## Written task:
Copy each of the entries below faithfully, setting aside any pictures.

[Items from a data source]
=-=-=

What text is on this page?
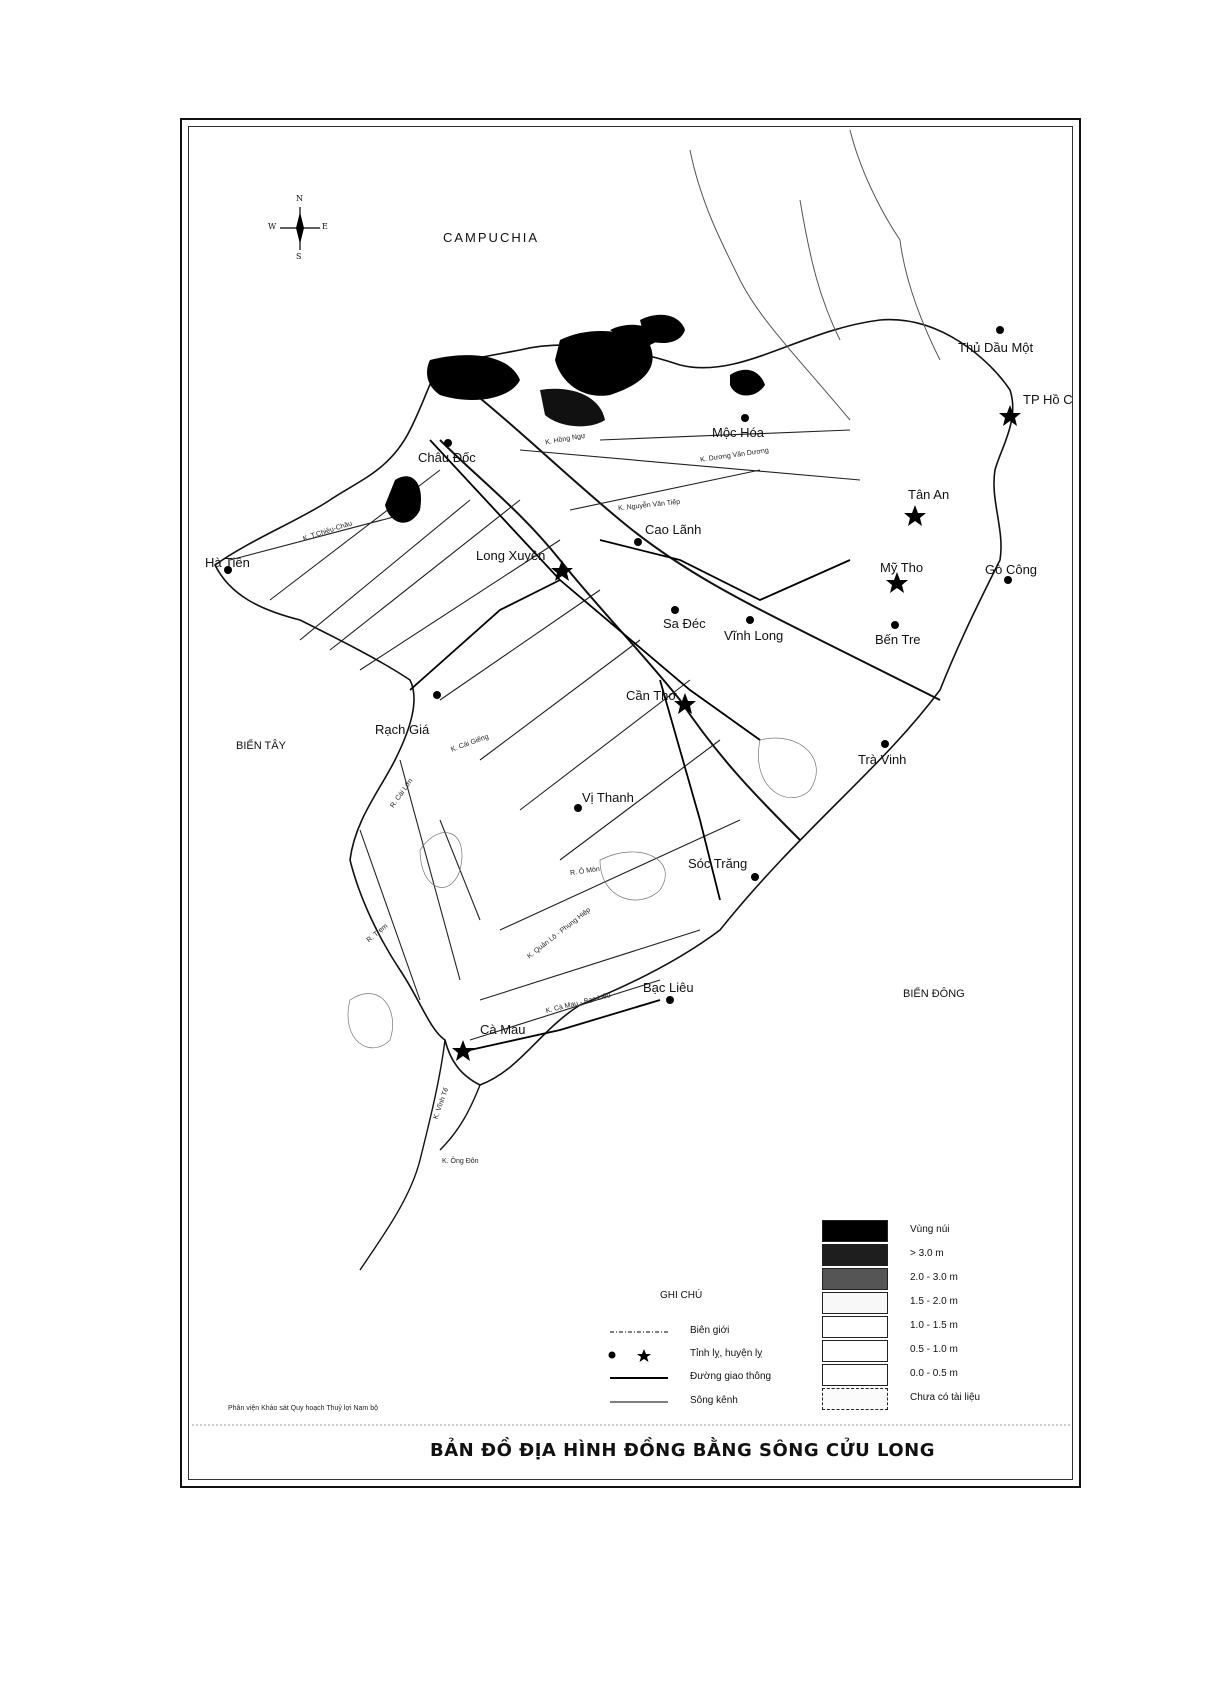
N
S
E
W
CAMPUCHIA
BIỂN TÂY
BIỂN ĐÔNG
Thủ Dầu Một
TP Hồ C
Mộc Hóa
Châu Đốc
Tân An
Cao Lãnh
Hà Tiên	Long Xuyên
Mỹ Tho	Gò Công
Sa Đéc
Vĩnh Long	Bến Tre
Cần Thơ
Rạch Giá
Trà Vinh
Vị Thanh
Sóc Trăng
Bạc Liêu
Cà Mau
K. Dương Văn Dương
K. Nguyễn Văn Tiếp
K. Hồng Ngự
K. T.Chiêu-Châu
K. Cà Mau - Bạc Liêu
K. Quản Lộ - Phụng Hiệp
K. Vĩnh Tế
K. Ông Đôn
R. Cái Lớn
R. Trẹm
K. Cái Giếng
R. Ô Môn
GHI CHÚ
Biên giới
Tỉnh lỵ, huyện lỵ
Đường giao thông
Sông kênh
Vùng núi
> 3.0 m
2.0 - 3.0 m
1.5 - 2.0 m
1.0 - 1.5 m
0.5 - 1.0 m
0.0 - 0.5 m
Chưa có tài liệu
Phân viện Khảo sát Quy hoạch Thuỷ lợi Nam bộ
BẢN ĐỒ ĐỊA HÌNH ĐỒNG BẰNG SÔNG CỬU LONG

=-=-=

## Exercise output:
What text is on this page?
N
S
E
W
CAMPUCHIA
BIỂN TÂY
BIỂN ĐÔNG
Thủ Dầu Một
TP Hồ C
Mộc Hóa
Châu Đốc
Tân An
Cao Lãnh
Hà Tiên	Long Xuyên
Mỹ Tho	Gò Công
Sa Đéc
Vĩnh Long	Bến Tre
Cần Thơ
Rạch Giá
Trà Vinh
Vị Thanh
Sóc Trăng
Bạc Liêu
Cà Mau
K. Dương Văn Dương
K. Nguyễn Văn Tiếp
K. Hồng Ngự
K. T.Chiêu-Châu
K. Cà Mau - Bạc Liêu
K. Quản Lộ - Phụng Hiệp
K. Vĩnh Tế
K. Ông Đôn
R. Cái Lớn
R. Trẹm
K. Cái Giếng
R. Ô Môn
GHI CHÚ
Biên giới
Tỉnh lỵ, huyện lỵ
Đường giao thông
Sông kênh
Vùng núi
> 3.0 m
2.0 - 3.0 m
1.5 - 2.0 m
1.0 - 1.5 m
0.5 - 1.0 m
0.0 - 0.5 m
Chưa có tài liệu
Phân viện Khảo sát Quy hoạch Thuỷ lợi Nam bộ
BẢN ĐỒ ĐỊA HÌNH ĐỒNG BẰNG SÔNG CỬU LONG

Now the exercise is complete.